##### Extrait

Gare aux jumeaux de Mananjary ! Les parents de cette ville malgache, à 600 km de la capitale, suivent une pratique ancestrale bien étrange. A leur naissance, les jumeaux, considérés comme des êtres maléfiques, sont abandonnés. Ces familles pensent qu’elles mourront si elles décident de les garder. Rares sont les familles qui osent braver cette coutume ancestrale. La destination finale de ces enfants, pour les plus chanceux, est au Centre d’Accueil et de Transit des Jumeaux Abandonnés (CATJA). Crée en 1987 par un évangéliste, qui a été lui-même orphelin, le CATJA accueille depuis 24 ans ces enfants frappés par la malédiction.

##########
##### Matériel fourni

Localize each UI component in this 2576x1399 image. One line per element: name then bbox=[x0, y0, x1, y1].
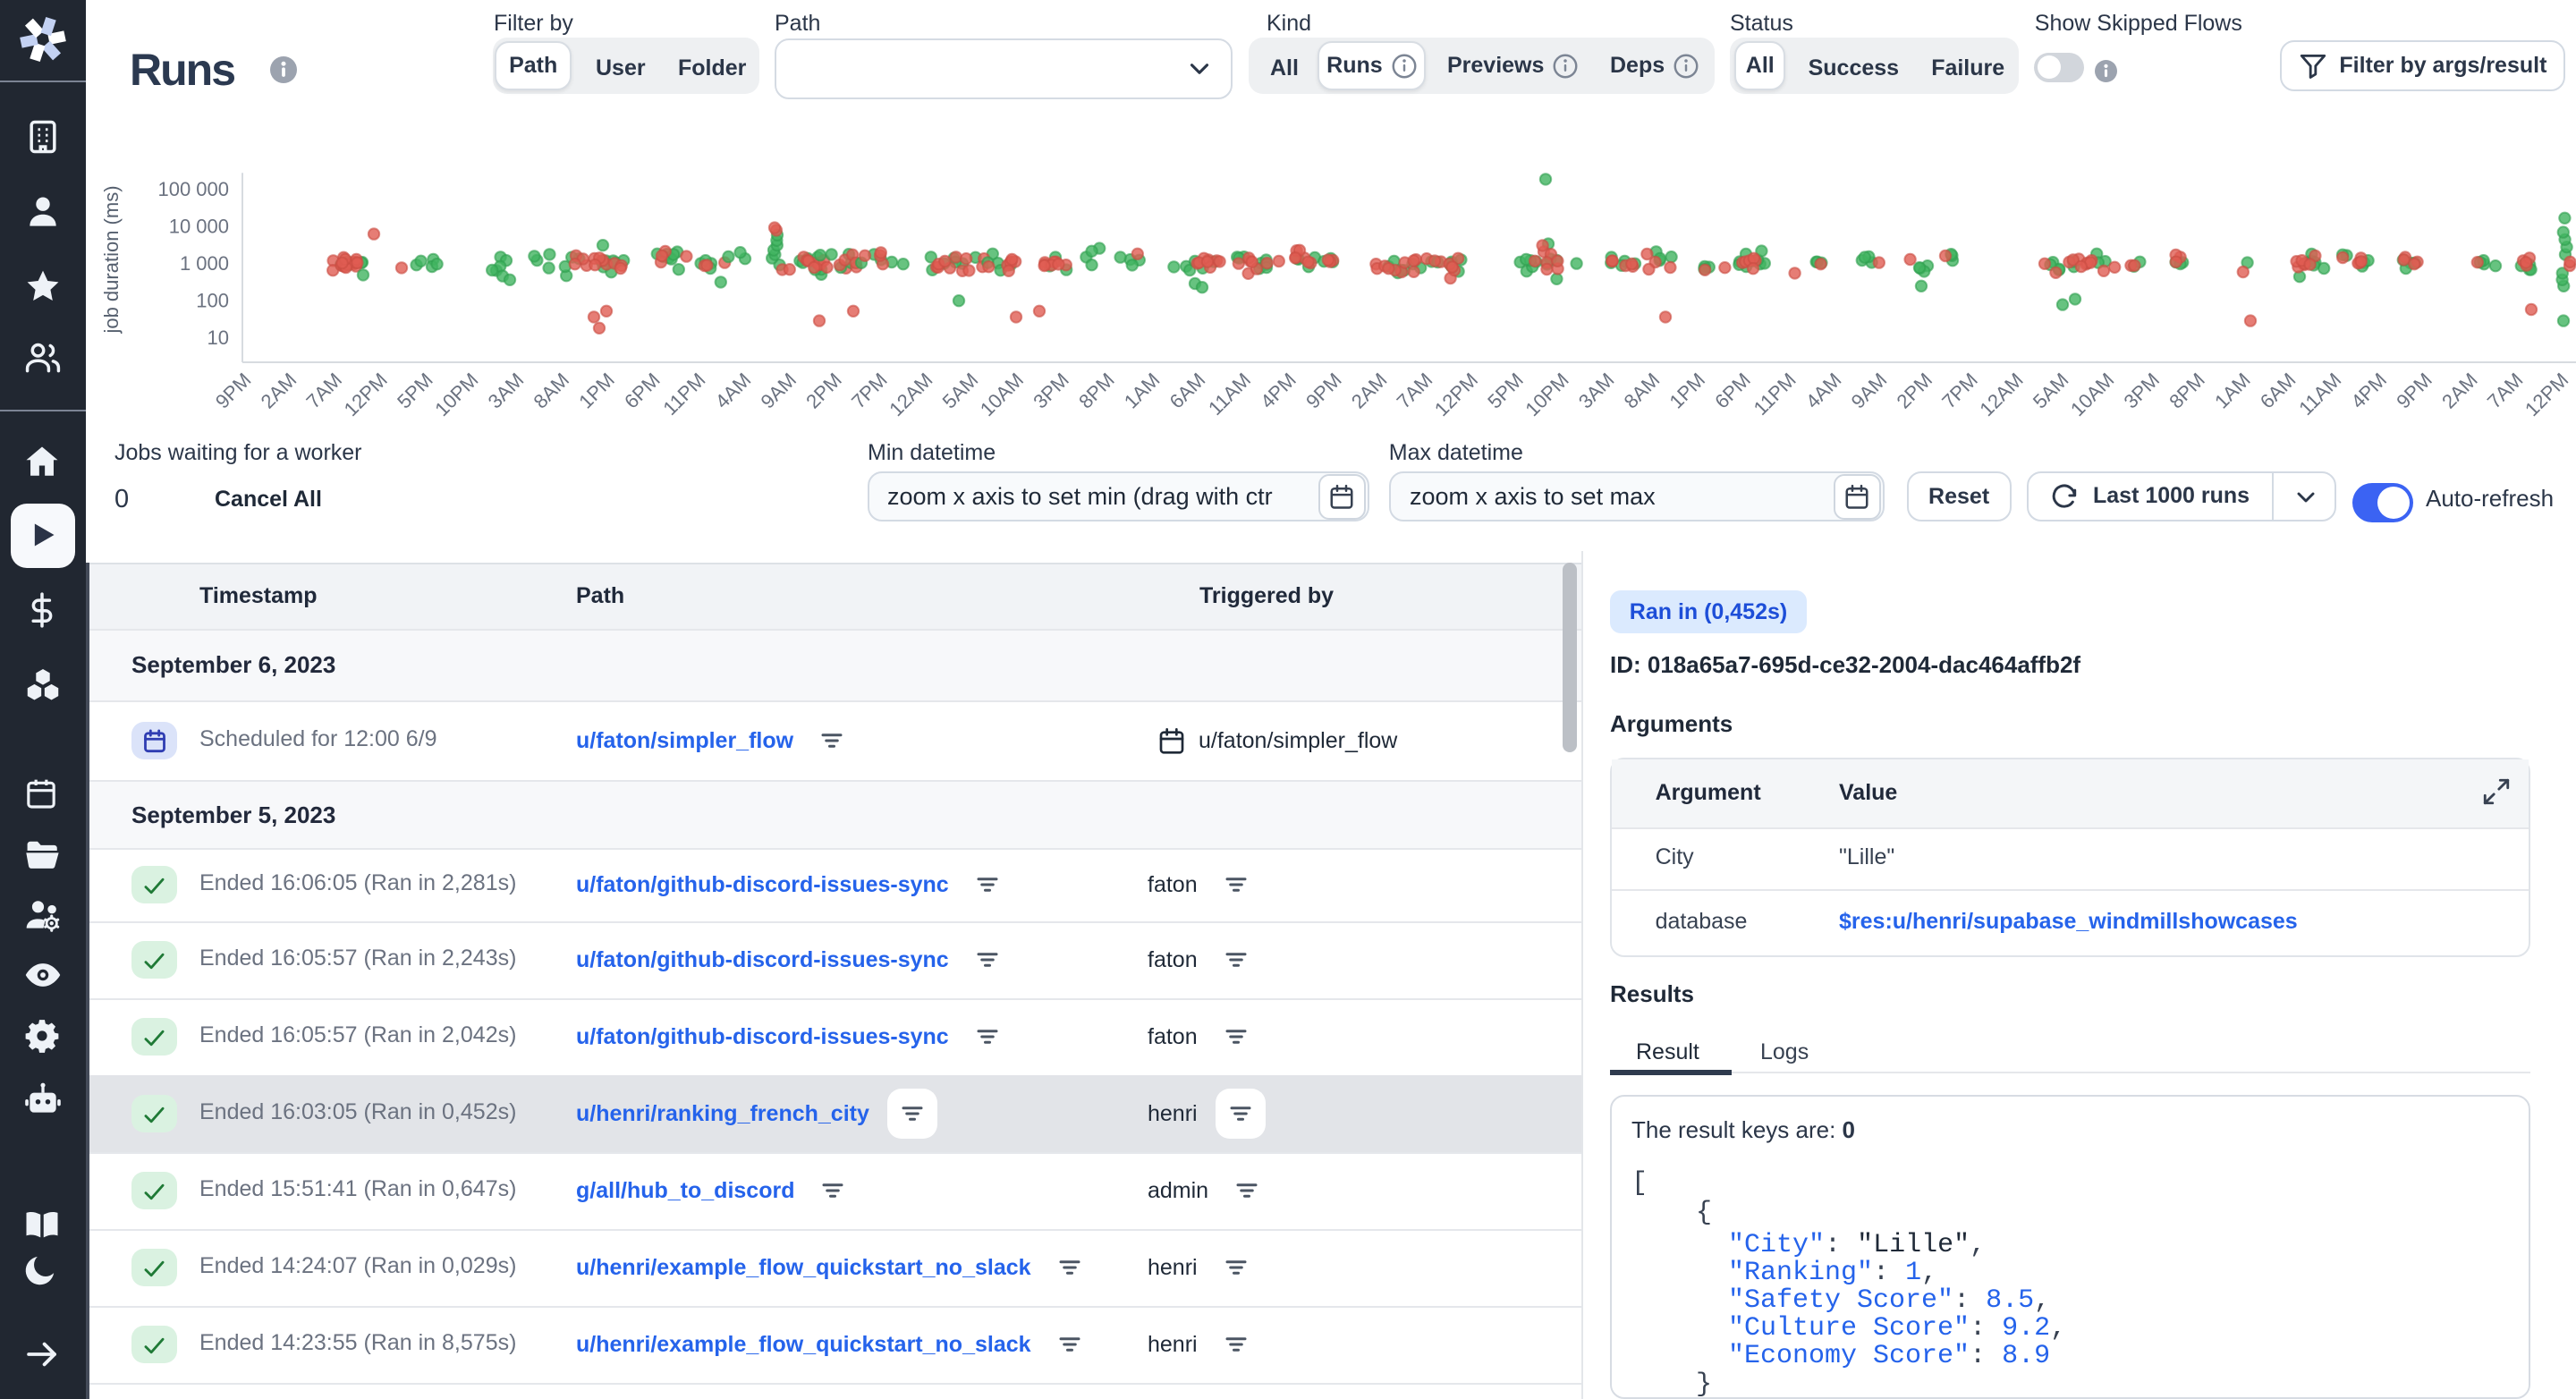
svg-text:9PM: 9PM bbox=[2392, 369, 2436, 413]
svg-text:4PM: 4PM bbox=[1256, 369, 1301, 413]
svg-text:2AM: 2AM bbox=[257, 369, 301, 413]
svg-text:9PM: 9PM bbox=[1301, 369, 1346, 413]
svg-text:7AM: 7AM bbox=[1393, 369, 1437, 413]
svg-text:12AM: 12AM bbox=[885, 369, 936, 420]
svg-text:5PM: 5PM bbox=[393, 369, 437, 413]
svg-text:9AM: 9AM bbox=[756, 369, 801, 413]
svg-text:4AM: 4AM bbox=[1801, 369, 1846, 413]
svg-text:10 000: 10 000 bbox=[169, 215, 229, 237]
svg-text:10AM: 10AM bbox=[2066, 369, 2118, 420]
svg-text:9PM: 9PM bbox=[211, 369, 256, 413]
svg-text:2PM: 2PM bbox=[1892, 369, 1936, 413]
svg-text:12PM: 12PM bbox=[2521, 369, 2572, 420]
svg-text:10: 10 bbox=[208, 326, 229, 349]
svg-text:3PM: 3PM bbox=[2119, 369, 2164, 413]
svg-text:7AM: 7AM bbox=[301, 369, 346, 413]
svg-text:8AM: 8AM bbox=[529, 369, 573, 413]
svg-text:job duration (ms): job duration (ms) bbox=[100, 185, 123, 334]
svg-text:8PM: 8PM bbox=[2165, 369, 2209, 413]
svg-text:1 000: 1 000 bbox=[180, 252, 229, 275]
svg-text:1PM: 1PM bbox=[1665, 369, 1709, 413]
svg-text:3AM: 3AM bbox=[1574, 369, 1619, 413]
svg-text:10AM: 10AM bbox=[976, 369, 1028, 420]
svg-text:5AM: 5AM bbox=[2029, 369, 2073, 413]
svg-text:6PM: 6PM bbox=[620, 369, 665, 413]
svg-text:11PM: 11PM bbox=[1750, 369, 1801, 420]
svg-text:11PM: 11PM bbox=[658, 369, 709, 420]
svg-text:3PM: 3PM bbox=[1029, 369, 1073, 413]
svg-text:7PM: 7PM bbox=[1937, 369, 1982, 413]
svg-text:3AM: 3AM bbox=[484, 369, 529, 413]
svg-text:7PM: 7PM bbox=[847, 369, 892, 413]
svg-text:100: 100 bbox=[196, 290, 229, 312]
svg-text:11AM: 11AM bbox=[1204, 369, 1255, 420]
svg-text:6AM: 6AM bbox=[1165, 369, 1210, 413]
svg-text:100 000: 100 000 bbox=[157, 178, 229, 200]
svg-text:6AM: 6AM bbox=[2256, 369, 2301, 413]
svg-text:8PM: 8PM bbox=[1074, 369, 1119, 413]
svg-text:4AM: 4AM bbox=[711, 369, 756, 413]
svg-text:2AM: 2AM bbox=[2437, 369, 2482, 413]
svg-text:8AM: 8AM bbox=[1620, 369, 1665, 413]
svg-text:12PM: 12PM bbox=[1430, 369, 1482, 420]
svg-text:2AM: 2AM bbox=[1347, 369, 1392, 413]
svg-text:6PM: 6PM bbox=[1710, 369, 1755, 413]
svg-text:11AM: 11AM bbox=[2294, 369, 2345, 420]
svg-text:7AM: 7AM bbox=[2483, 369, 2528, 413]
svg-text:12AM: 12AM bbox=[1975, 369, 2027, 420]
svg-text:5PM: 5PM bbox=[1483, 369, 1528, 413]
svg-text:1PM: 1PM bbox=[574, 369, 619, 413]
svg-text:9AM: 9AM bbox=[1847, 369, 1892, 413]
svg-text:10PM: 10PM bbox=[430, 369, 482, 420]
svg-text:12PM: 12PM bbox=[340, 369, 392, 420]
svg-text:10PM: 10PM bbox=[1521, 369, 1572, 420]
svg-text:1AM: 1AM bbox=[2210, 369, 2255, 413]
svg-text:1AM: 1AM bbox=[1120, 369, 1165, 413]
svg-text:5AM: 5AM bbox=[938, 369, 983, 413]
svg-text:4PM: 4PM bbox=[2346, 369, 2391, 413]
svg-text:2PM: 2PM bbox=[801, 369, 846, 413]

##########

- [Tâches à réaliser]
a. D'après l'extrait sur les jumeaux de Mananjary, en quelle année le CATJA a-t-il été créé ?
b. Poursuivez l'extrait sur les jumeaux de Mananjary après sa dernière phrase.
Le matériel n'a aucun lien avec l'extrait.

- [Réponses attendues]
a. En 1987.

b.
Aujourd’hui, ils sont près d’une centaine à y vivre. Pour certains, le transit peut durer toute une vie, comme c’est le cas notamment pour les enfants handicapés – le centre accueille également des orphelins ou des enfants atteints d’un handicap majeur. Pour d’autres, la chance peut être au rendez-vous, surtout pour les enfants de moins de deux ans qui trouvent refuge dans des familles d’adoption. Les associations ne sont pas nombreuses à aller sur le terrain pour lutter contre cette malédiction. Souvent, ce sont les membres de l’église qui agissent. Les chiffres officiels sont sans appel. Selon France 24, chez les Antambahoakas, une ethnie du sud de Madagascar, on dénombre deux fois moins de jumeaux que dans le reste du pays. Le sujet est tellement « fady » (tabou), que certains parents préfèrent abandonner leurs enfants le long du canal des Pangalanes, le long des routes ou au pied d’un arbre, sans même se donner la peine de se rendre jusqu’au CATJA. Puis il y a ceux qui utilisent le prétexte de la pauvreté pour justifier ces abandons.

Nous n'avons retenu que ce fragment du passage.